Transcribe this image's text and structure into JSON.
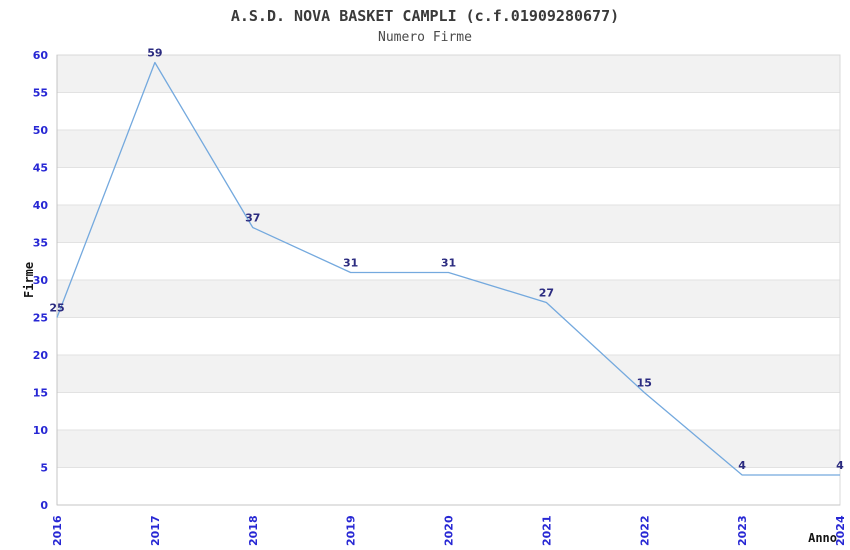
{
  "chart_data": {
    "type": "line",
    "title": "A.S.D. NOVA BASKET CAMPLI (c.f.01909280677)",
    "subtitle": "Numero Firme",
    "xlabel": "Anno",
    "ylabel": "Firme",
    "categories": [
      "2016",
      "2017",
      "2018",
      "2019",
      "2020",
      "2021",
      "2022",
      "2023",
      "2024"
    ],
    "values": [
      25,
      59,
      37,
      31,
      31,
      27,
      15,
      4,
      4
    ],
    "ylim": [
      0,
      60
    ],
    "ytick_step": 5,
    "yticks": [
      0,
      5,
      10,
      15,
      20,
      25,
      30,
      35,
      40,
      45,
      50,
      55,
      60
    ],
    "grid": "horizontal-alternating-bands",
    "legend": "none",
    "point_labels_visible": true,
    "colors": {
      "line": "#74a9de",
      "tick_label": "#2727d4",
      "point_label": "#2b2b80",
      "band": "#f2f2f2",
      "grid": "#e2e2e2",
      "axis": "#c4c4c4",
      "border": "#d8d8d8",
      "title": "#3a3a3a",
      "subtitle": "#4a4a4a",
      "axis_title": "#141414",
      "background": "#ffffff"
    }
  }
}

◇ ◇ ◇ ◇ ◇

WHAT THE TASK ASKS
Pictures are not part of the copy; output everything else in the records exactly.

COMPLETE OUTPUT
Transcribe this image's text and structure into JSON.
{
  "chart_data": {
    "type": "line",
    "title": "A.S.D. NOVA BASKET CAMPLI (c.f.01909280677)",
    "subtitle": "Numero Firme",
    "xlabel": "Anno",
    "ylabel": "Firme",
    "categories": [
      "2016",
      "2017",
      "2018",
      "2019",
      "2020",
      "2021",
      "2022",
      "2023",
      "2024"
    ],
    "values": [
      25,
      59,
      37,
      31,
      31,
      27,
      15,
      4,
      4
    ],
    "ylim": [
      0,
      60
    ],
    "ytick_step": 5,
    "yticks": [
      0,
      5,
      10,
      15,
      20,
      25,
      30,
      35,
      40,
      45,
      50,
      55,
      60
    ],
    "grid": "horizontal-alternating-bands",
    "legend": "none",
    "point_labels_visible": true,
    "colors": {
      "line": "#74a9de",
      "tick_label": "#2727d4",
      "point_label": "#2b2b80",
      "band": "#f2f2f2",
      "grid": "#e2e2e2",
      "axis": "#c4c4c4",
      "border": "#d8d8d8",
      "title": "#3a3a3a",
      "subtitle": "#4a4a4a",
      "axis_title": "#141414",
      "background": "#ffffff"
    }
  }
}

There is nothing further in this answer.